■ **Excerto da entrevista**:
★ ★ ★ ★ ★ ★ ★
Numa entrevista intimista, o novo presidente da ACEGE assegura ser fundamental, a todos os que com ele partilham os valores cristãos, “manter a capacidade de ler os sinais dos tempos” e ter a “sabedoria de os saber discernir em cada momento”. Revelando alguns aspectos pessoais do caminho que foi trilhando no interior da associação que agora dirige, João Pedro Tavares assegura, ainda, que “tal como no primeiro dia”, está na ACEGE “para servir”
Deixe-nos começar por uma pergunta mais pessoal. O que o levou a ser membro da ACEGE?
Começou com o convite de um amigo e colega, que me direccionou para a ACEGE, que eu não conhecia. Inicialmente desvalorizei e acedi e, gradualmente, fui-me deixando cativar pelo percurso que fui fazendo.
Hoje reconheço que ser membro da ACEGE foi um dos meios de que Deus se serviu, entre muitos outros, para ir transformando a minha vida.
O que é que mais valoriza na ACEGE, uma associação com 60 anos de história?
Valorizo três aspectos fundamentais, os seus Valores, a sua História e as Pessoas.
Os valores cristãos e o propósito de os viver em todas as circunstâncias da vida, em particular, no mundo do trabalho. Nesses valores destaco “o amor como critério de gestão”, que acompanha a organização desde o primeiro dia e que constituiu o vínculo explícito do meu antecessor e amigo, o Antonio Pinto Leite, tendo-o feito de uma forma marcante e profundamente inspiradora.
★ ★ ★ ★ ★ ★ ★
■ **Itens armazenados**:
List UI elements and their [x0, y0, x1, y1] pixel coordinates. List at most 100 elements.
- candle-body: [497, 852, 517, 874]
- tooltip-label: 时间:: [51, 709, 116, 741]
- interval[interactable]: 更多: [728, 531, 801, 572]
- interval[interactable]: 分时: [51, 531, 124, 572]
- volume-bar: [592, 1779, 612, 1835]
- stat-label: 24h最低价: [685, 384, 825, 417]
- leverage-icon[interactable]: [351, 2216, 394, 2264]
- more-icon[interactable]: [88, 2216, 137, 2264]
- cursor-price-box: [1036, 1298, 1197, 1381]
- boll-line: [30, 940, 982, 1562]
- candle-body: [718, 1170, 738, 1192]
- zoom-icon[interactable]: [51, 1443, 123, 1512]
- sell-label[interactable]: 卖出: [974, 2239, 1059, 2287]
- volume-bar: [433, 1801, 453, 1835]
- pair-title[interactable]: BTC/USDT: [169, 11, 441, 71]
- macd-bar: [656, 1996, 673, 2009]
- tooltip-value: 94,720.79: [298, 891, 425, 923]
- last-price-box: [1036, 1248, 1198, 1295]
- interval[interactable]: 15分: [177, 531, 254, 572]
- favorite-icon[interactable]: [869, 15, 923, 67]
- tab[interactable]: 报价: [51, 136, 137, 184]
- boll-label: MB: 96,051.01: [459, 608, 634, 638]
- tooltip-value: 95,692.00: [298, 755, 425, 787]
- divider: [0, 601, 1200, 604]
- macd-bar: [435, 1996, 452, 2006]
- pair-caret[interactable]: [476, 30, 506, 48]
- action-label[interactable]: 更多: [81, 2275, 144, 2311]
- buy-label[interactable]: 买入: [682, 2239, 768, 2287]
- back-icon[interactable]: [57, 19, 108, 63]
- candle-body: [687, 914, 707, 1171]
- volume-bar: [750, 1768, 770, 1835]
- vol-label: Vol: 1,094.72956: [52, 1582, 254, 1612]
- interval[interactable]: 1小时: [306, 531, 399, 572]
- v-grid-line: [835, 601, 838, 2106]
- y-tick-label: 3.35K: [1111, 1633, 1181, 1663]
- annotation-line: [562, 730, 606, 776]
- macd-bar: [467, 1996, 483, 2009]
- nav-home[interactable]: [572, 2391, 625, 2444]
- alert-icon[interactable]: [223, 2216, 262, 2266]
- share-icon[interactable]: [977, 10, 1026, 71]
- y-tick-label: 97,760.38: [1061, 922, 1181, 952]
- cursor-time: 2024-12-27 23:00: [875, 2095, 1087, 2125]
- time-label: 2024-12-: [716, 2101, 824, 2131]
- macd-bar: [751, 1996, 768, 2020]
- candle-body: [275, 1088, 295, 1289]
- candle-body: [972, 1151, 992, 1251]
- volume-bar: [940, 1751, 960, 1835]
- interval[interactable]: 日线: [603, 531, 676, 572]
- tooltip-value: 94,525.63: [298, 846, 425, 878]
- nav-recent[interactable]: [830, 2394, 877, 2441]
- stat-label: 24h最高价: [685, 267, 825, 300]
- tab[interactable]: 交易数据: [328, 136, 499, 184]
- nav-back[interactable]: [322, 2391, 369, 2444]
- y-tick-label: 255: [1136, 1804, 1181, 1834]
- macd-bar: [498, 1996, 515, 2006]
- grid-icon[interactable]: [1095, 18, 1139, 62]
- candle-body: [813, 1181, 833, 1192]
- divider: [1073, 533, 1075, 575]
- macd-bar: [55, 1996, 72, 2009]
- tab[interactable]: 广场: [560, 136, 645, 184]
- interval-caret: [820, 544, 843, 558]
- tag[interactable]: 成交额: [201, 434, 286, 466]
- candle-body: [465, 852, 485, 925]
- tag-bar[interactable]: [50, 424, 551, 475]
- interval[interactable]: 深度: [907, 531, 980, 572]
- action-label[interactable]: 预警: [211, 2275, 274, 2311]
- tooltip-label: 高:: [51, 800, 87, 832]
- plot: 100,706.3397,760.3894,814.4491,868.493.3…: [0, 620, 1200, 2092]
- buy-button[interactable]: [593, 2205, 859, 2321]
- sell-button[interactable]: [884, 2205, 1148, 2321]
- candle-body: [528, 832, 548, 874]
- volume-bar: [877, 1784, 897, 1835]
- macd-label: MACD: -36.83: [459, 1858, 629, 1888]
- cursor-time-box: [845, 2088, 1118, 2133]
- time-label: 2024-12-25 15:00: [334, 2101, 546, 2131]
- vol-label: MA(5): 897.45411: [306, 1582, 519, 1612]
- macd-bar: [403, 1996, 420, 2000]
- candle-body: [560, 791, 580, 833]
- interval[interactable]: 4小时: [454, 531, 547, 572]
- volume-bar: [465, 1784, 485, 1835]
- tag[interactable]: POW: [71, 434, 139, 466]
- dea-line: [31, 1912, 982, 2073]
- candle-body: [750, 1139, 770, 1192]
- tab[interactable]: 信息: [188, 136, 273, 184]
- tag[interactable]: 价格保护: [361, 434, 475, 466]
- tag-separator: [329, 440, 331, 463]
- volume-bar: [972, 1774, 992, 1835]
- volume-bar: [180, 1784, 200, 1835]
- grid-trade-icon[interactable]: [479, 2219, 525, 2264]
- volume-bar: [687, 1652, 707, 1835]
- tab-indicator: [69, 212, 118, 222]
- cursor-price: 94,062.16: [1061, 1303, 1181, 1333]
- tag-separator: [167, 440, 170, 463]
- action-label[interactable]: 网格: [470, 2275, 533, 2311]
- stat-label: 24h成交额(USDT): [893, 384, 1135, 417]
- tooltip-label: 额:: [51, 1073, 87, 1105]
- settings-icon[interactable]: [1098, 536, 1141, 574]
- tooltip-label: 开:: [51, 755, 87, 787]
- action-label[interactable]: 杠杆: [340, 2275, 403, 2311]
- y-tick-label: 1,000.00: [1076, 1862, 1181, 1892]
★ ★ ★ ★ ★ ★ ★
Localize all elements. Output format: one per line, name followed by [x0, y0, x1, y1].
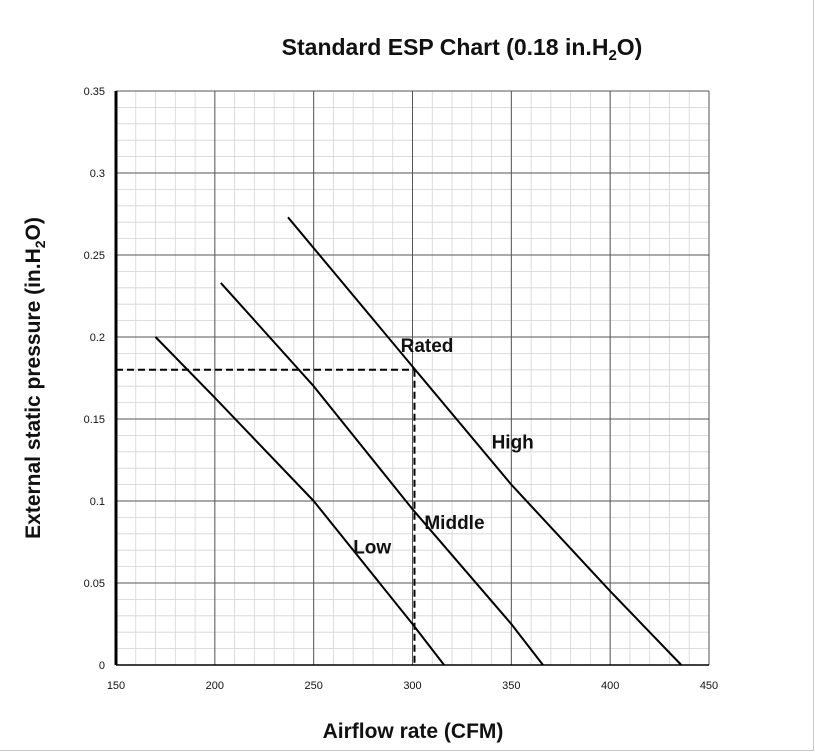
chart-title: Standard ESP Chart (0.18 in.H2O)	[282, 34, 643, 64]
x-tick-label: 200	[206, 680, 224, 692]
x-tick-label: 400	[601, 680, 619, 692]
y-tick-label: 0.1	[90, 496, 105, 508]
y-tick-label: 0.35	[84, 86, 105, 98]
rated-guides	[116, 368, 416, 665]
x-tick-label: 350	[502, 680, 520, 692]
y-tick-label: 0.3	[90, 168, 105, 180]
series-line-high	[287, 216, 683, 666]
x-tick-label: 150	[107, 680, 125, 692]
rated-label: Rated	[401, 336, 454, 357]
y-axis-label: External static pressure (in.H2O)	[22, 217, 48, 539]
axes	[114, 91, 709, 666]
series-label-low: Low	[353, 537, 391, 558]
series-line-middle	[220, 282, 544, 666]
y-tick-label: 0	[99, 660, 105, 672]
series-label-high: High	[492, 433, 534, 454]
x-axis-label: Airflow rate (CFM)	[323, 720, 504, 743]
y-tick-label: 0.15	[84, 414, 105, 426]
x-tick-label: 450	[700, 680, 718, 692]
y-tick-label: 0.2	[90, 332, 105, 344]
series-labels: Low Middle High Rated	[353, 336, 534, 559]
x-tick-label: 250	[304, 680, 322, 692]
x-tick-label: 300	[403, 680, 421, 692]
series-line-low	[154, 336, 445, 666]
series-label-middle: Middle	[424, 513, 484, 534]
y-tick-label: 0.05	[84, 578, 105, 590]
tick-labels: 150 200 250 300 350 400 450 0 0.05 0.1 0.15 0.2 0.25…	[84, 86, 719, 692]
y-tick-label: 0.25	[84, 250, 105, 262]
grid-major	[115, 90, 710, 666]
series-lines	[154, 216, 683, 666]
★ ★ ★ ★ ★ ★ ★
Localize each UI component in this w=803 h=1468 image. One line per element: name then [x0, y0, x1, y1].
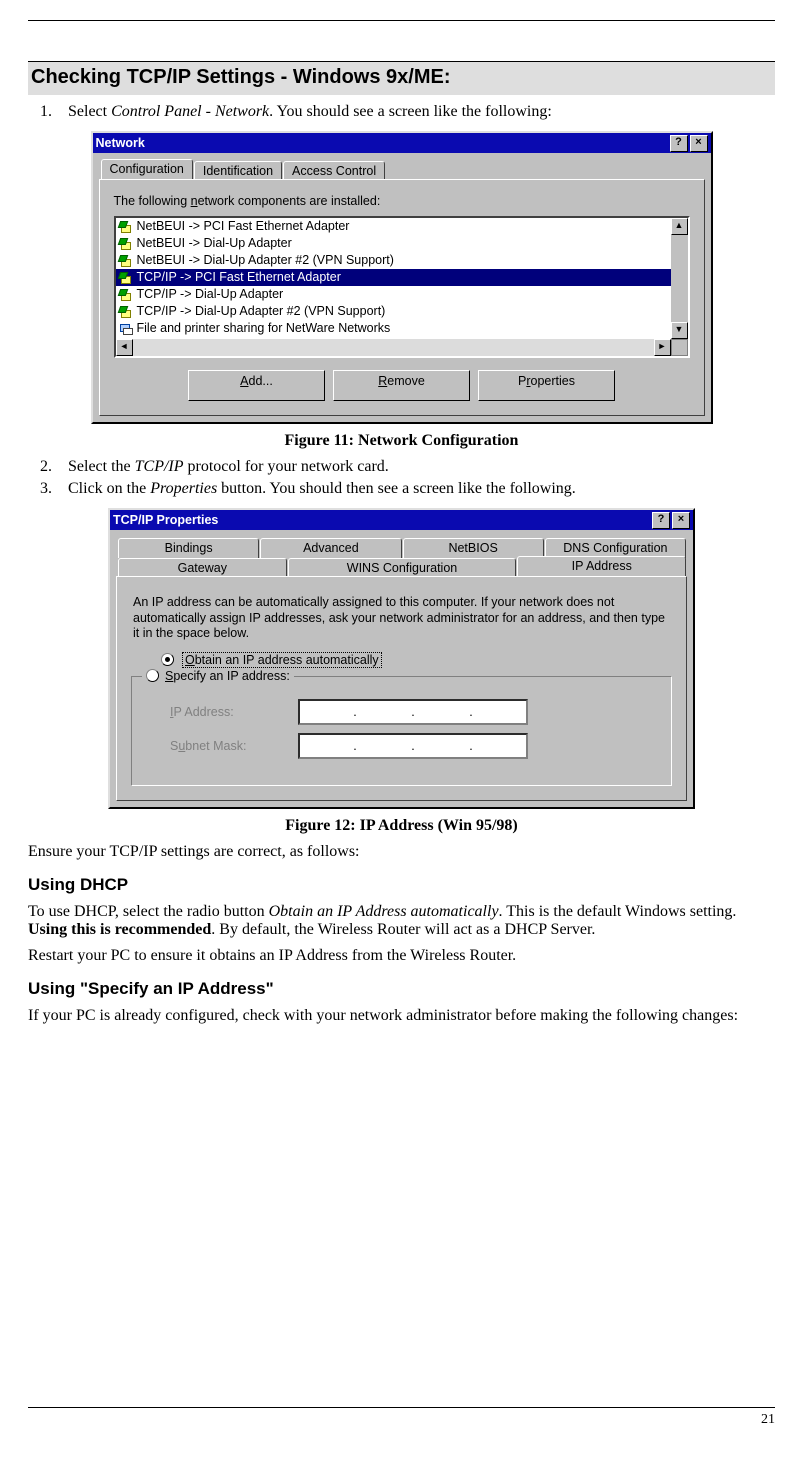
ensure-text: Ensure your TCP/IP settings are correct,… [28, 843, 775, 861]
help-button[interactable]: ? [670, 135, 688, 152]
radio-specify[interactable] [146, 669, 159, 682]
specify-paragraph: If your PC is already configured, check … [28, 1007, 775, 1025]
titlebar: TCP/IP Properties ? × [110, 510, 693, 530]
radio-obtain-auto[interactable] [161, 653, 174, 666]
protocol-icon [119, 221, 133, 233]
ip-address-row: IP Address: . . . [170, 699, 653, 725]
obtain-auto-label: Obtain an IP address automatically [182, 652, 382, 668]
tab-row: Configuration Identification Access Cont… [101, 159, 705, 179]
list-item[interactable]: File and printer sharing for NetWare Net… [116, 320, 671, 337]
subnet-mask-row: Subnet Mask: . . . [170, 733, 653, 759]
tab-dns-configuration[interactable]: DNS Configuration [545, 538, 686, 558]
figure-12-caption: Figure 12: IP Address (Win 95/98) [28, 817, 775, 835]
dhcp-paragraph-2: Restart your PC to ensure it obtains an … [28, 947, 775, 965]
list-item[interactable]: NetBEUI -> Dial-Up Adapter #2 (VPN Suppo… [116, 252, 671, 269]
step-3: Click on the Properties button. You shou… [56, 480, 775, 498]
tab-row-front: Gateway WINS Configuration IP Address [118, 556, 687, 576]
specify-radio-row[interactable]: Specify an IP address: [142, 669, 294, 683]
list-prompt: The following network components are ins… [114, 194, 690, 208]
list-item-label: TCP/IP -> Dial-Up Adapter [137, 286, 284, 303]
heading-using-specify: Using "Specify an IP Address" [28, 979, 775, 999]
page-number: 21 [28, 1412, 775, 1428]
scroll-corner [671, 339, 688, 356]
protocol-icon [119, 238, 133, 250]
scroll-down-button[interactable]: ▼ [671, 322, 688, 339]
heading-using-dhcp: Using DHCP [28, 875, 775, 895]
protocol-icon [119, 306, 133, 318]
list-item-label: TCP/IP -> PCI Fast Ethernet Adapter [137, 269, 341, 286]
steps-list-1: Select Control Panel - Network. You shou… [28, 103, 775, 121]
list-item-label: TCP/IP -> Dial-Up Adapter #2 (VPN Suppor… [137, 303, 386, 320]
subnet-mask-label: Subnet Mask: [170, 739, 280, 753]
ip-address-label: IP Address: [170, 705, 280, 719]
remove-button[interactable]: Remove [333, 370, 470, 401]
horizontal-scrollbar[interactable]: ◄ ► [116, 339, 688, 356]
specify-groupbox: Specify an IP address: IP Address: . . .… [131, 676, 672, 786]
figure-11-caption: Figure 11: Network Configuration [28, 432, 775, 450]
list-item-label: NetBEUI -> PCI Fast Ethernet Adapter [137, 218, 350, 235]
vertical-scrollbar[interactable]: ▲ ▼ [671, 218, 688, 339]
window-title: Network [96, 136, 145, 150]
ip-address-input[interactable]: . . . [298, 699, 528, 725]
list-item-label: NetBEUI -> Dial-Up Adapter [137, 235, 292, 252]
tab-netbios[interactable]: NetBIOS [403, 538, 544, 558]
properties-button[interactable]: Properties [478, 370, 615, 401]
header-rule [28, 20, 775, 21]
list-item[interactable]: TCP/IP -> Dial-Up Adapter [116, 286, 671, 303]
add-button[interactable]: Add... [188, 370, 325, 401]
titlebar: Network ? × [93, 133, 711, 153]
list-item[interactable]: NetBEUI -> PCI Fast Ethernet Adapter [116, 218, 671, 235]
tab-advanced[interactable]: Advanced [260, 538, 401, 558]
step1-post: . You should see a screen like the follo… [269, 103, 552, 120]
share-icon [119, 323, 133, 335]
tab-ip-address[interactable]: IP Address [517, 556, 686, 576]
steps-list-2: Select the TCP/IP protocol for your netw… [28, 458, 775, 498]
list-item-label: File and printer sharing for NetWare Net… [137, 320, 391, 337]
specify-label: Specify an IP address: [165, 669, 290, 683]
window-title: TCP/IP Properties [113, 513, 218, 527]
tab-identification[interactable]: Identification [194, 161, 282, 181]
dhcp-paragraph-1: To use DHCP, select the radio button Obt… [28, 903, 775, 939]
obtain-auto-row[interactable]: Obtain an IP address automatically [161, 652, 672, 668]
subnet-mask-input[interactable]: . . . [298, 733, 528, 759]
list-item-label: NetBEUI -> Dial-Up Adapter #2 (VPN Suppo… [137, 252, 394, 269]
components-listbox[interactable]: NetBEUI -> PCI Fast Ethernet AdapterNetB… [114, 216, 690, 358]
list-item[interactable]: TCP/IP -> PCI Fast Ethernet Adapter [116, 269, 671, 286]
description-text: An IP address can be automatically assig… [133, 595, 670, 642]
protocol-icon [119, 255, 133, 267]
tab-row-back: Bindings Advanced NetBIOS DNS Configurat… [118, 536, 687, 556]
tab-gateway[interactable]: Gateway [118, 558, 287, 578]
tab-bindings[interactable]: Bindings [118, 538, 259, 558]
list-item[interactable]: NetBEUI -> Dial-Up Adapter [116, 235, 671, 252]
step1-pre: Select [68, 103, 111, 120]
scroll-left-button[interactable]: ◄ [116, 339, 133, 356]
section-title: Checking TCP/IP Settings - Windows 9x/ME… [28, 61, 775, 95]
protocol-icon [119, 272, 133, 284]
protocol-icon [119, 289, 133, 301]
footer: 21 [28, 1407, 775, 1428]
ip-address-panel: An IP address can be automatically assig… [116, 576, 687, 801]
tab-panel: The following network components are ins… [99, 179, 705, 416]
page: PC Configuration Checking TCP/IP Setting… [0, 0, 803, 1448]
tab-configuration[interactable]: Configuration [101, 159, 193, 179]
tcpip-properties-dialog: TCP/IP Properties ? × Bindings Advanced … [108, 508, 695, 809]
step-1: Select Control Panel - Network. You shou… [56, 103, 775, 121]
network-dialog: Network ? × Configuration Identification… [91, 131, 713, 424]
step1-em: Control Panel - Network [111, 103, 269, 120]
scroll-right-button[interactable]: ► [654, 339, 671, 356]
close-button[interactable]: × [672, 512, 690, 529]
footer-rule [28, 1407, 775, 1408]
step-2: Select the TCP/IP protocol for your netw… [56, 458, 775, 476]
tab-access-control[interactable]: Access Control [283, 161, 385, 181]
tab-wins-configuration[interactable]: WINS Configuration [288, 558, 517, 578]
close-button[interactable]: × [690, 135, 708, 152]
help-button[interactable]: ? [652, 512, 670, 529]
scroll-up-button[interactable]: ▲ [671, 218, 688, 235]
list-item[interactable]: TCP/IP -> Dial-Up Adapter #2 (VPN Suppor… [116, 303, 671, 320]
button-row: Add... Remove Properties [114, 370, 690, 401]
★ ★ ★ ★ ★ ★ ★
■ **Lista de exercícios**:
1. Na entrevista ao presidente da ACEGE, quais são os três aspectos da associação que ele mais valoriza?
2. Transcreva da entrevista ao presidente da ACEGE tudo desde "Hoje reconheço que" até "e as Pessoas.".
3. Dê seguimento à entrevista ao presidente da ACEGE a partir do ponto em que o texto termina.

■ **Respostas do exercício**:
1. Os seus valores, a sua história e as pessoas.

2.
Hoje reconheço que ser membro da ACEGE foi um dos meios de que Deus se serviu, entre muitos outros, para ir transformando a minha vida.
O que é que mais valoriza na ACEGE, uma associação com 60 anos de história?
Valorizo três aspectos fundamentais, os seus Valores, a sua História e as Pessoas.

3.
Na História, destaco a coerência em que viveram os seus membros ao longo de 60 anos, com momentos de tensão, de expansão e retracção, de ânimo e desânimos, mas sempre em absoluta coerência. Milhares de pessoas têm o seu nome inscrito no livro de ouro de Acege, na forma como serviram a sociedade no mundo do trabalho, como inspiraram outros, como o fizeram a partir da Igreja e da sua Doutrina Social. Tenho o privilégio de conviver com os dois últimos presidentes da ACEGE e perceber essa mesma coerência vivida por homens de enorme carácter, o que constitui para mim uma herança marcante e inspiradora.
E por fim as Pessoas, que são o mais importante de qualquer organização. Convivo e caminho ao lado de exemplos únicos e irrepetíveis, marcantes e motivadores que nos confirmam no caminho que temos feito.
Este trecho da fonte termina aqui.